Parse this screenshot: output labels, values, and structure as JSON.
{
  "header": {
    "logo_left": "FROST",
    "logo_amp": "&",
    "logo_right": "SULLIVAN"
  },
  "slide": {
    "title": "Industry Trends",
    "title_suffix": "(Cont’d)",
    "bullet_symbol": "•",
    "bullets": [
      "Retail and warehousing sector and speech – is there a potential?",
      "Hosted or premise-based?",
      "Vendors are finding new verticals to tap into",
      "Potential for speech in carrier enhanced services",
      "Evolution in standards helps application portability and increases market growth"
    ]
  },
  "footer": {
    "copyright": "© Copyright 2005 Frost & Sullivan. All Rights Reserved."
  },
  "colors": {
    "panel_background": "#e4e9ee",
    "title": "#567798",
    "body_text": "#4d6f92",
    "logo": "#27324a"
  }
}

**What is required**
Would you copy out each line exactly as written?

**Response to this exercise**
Parse this screenshot: output labels, values, and structure as JSON.
{
  "header": {
    "logo_left": "FROST",
    "logo_amp": "&",
    "logo_right": "SULLIVAN"
  },
  "slide": {
    "title": "Industry Trends",
    "title_suffix": "(Cont’d)",
    "bullet_symbol": "•",
    "bullets": [
      "Retail and warehousing sector and speech – is there a potential?",
      "Hosted or premise-based?",
      "Vendors are finding new verticals to tap into",
      "Potential for speech in carrier enhanced services",
      "Evolution in standards helps application portability and increases market growth"
    ]
  },
  "footer": {
    "copyright": "© Copyright 2005 Frost & Sullivan. All Rights Reserved."
  },
  "colors": {
    "panel_background": "#e4e9ee",
    "title": "#567798",
    "body_text": "#4d6f92",
    "logo": "#27324a"
  }
}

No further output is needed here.